— DIRECTIVE —
Quote the entries word for word. Omit the pictures.

+++ RECORDS TO PROCESS +++

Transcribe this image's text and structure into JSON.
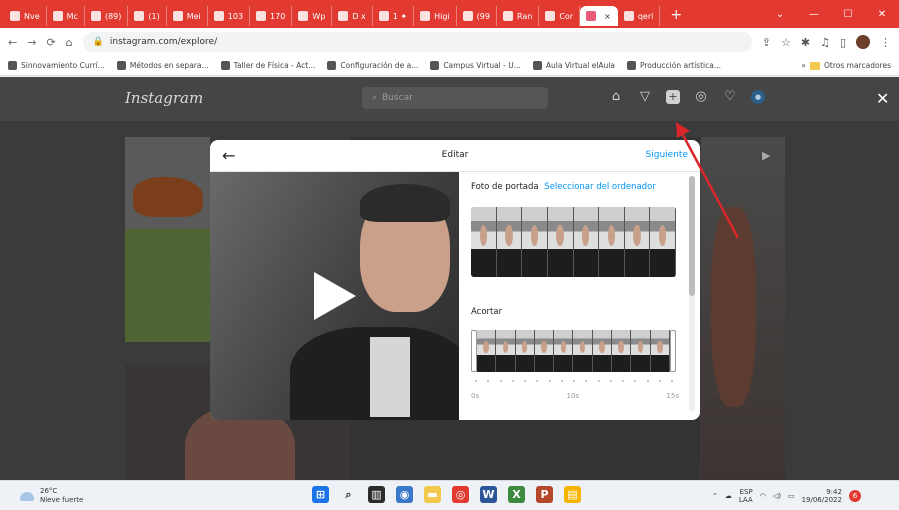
{
  "browser": {
    "tabs": [
      {
        "label": "Nve"
      },
      {
        "label": "Mc"
      },
      {
        "label": "(89)"
      },
      {
        "label": "(1)"
      },
      {
        "label": "Mei"
      },
      {
        "label": "103"
      },
      {
        "label": "170"
      },
      {
        "label": "Wp"
      },
      {
        "label": "D x"
      },
      {
        "label": "1 ✦"
      },
      {
        "label": "Higi"
      },
      {
        "label": "(99"
      },
      {
        "label": "Ran"
      },
      {
        "label": "Cor"
      },
      {
        "label": "",
        "active": true
      },
      {
        "label": "qeri"
      }
    ],
    "new_tab": "+",
    "url": "instagram.com/explore/",
    "bookmarks": [
      {
        "label": "Sinnovamiento Currí..."
      },
      {
        "label": "Métodos en separa..."
      },
      {
        "label": "Taller de Física - Act..."
      },
      {
        "label": "Configuración de a..."
      },
      {
        "label": "Campus Virtual - U..."
      },
      {
        "label": "Aula Virtual elAula"
      },
      {
        "label": "Producción artística..."
      }
    ],
    "bookmarks_folder": "Otros marcadores"
  },
  "instagram": {
    "logo": "Instagram",
    "search_placeholder": "Buscar"
  },
  "modal": {
    "title": "Editar",
    "next_label": "Siguiente",
    "cover_label": "Foto de portada",
    "cover_link": "Seleccionar del ordenador",
    "trim_label": "Acortar",
    "tick_labels": [
      "0s",
      "10s",
      "15s"
    ]
  },
  "taskbar": {
    "weather_temp": "26°C",
    "weather_desc": "Nieve fuerte",
    "lang": "ESP",
    "lang2": "LAA",
    "time": "9:42",
    "date": "19/06/2022",
    "notifications": "6"
  },
  "colors": {
    "tab_strip": "#e23a31",
    "link_blue": "#0095f6",
    "arrow_red": "#d9262b"
  }
}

+++

— EXERCISE ANSWER —
Transcribe this image's text and structure into JSON.
{
  "browser": {
    "tabs": [
      {
        "label": "Nve"
      },
      {
        "label": "Mc"
      },
      {
        "label": "(89)"
      },
      {
        "label": "(1)"
      },
      {
        "label": "Mei"
      },
      {
        "label": "103"
      },
      {
        "label": "170"
      },
      {
        "label": "Wp"
      },
      {
        "label": "D x"
      },
      {
        "label": "1 ✦"
      },
      {
        "label": "Higi"
      },
      {
        "label": "(99"
      },
      {
        "label": "Ran"
      },
      {
        "label": "Cor"
      },
      {
        "label": "",
        "active": true
      },
      {
        "label": "qeri"
      }
    ],
    "new_tab": "+",
    "url": "instagram.com/explore/",
    "bookmarks": [
      {
        "label": "Sinnovamiento Currí..."
      },
      {
        "label": "Métodos en separa..."
      },
      {
        "label": "Taller de Física - Act..."
      },
      {
        "label": "Configuración de a..."
      },
      {
        "label": "Campus Virtual - U..."
      },
      {
        "label": "Aula Virtual elAula"
      },
      {
        "label": "Producción artística..."
      }
    ],
    "bookmarks_folder": "Otros marcadores"
  },
  "instagram": {
    "logo": "Instagram",
    "search_placeholder": "Buscar"
  },
  "modal": {
    "title": "Editar",
    "next_label": "Siguiente",
    "cover_label": "Foto de portada",
    "cover_link": "Seleccionar del ordenador",
    "trim_label": "Acortar",
    "tick_labels": [
      "0s",
      "10s",
      "15s"
    ]
  },
  "taskbar": {
    "weather_temp": "26°C",
    "weather_desc": "Nieve fuerte",
    "lang": "ESP",
    "lang2": "LAA",
    "time": "9:42",
    "date": "19/06/2022",
    "notifications": "6"
  },
  "colors": {
    "tab_strip": "#e23a31",
    "link_blue": "#0095f6",
    "arrow_red": "#d9262b"
  }
}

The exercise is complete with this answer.